__Data for the task__:
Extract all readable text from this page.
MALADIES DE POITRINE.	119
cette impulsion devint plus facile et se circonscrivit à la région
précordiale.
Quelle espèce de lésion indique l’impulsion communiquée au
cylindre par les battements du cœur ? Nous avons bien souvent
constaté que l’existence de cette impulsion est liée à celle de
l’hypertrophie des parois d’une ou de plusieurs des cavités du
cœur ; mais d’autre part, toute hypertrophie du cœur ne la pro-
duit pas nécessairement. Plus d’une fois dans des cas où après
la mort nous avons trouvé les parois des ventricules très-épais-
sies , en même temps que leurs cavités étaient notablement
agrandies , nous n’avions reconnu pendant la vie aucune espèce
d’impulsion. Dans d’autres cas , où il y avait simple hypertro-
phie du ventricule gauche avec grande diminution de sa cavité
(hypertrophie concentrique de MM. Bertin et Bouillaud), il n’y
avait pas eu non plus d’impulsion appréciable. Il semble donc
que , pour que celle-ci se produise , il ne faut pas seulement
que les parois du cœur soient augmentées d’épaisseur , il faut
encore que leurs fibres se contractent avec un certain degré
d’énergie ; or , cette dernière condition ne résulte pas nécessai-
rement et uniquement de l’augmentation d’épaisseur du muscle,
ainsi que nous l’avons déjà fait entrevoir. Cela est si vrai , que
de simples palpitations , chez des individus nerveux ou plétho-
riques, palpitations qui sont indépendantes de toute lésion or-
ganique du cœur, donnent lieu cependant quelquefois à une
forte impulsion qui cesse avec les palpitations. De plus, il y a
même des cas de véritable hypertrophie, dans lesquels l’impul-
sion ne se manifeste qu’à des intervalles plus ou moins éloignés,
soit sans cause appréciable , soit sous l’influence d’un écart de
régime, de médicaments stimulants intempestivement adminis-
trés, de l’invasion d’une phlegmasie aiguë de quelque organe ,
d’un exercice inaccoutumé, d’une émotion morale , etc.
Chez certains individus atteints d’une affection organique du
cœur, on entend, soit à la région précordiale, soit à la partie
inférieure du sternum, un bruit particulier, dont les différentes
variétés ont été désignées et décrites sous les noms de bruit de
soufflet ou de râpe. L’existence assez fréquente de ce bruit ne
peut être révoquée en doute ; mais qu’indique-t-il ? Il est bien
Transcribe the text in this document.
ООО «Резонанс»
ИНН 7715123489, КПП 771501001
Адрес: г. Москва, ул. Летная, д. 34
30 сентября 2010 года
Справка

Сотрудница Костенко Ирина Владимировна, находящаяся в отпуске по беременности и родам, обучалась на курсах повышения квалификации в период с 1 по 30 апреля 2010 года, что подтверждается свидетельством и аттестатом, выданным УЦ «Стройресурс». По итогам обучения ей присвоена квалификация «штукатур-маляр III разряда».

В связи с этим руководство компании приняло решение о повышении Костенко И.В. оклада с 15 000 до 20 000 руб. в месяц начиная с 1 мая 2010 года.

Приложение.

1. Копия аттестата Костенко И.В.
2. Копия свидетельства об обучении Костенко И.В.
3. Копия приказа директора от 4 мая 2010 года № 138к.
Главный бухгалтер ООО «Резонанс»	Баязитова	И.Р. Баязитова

__What to do__: Copy out every line from the material above in which the word "Резонанс" appears.

__Expected answer__:
ООО «Резонанс»
Главный бухгалтер ООО «Резонанс»	Баязитова	И.Р. Баязитова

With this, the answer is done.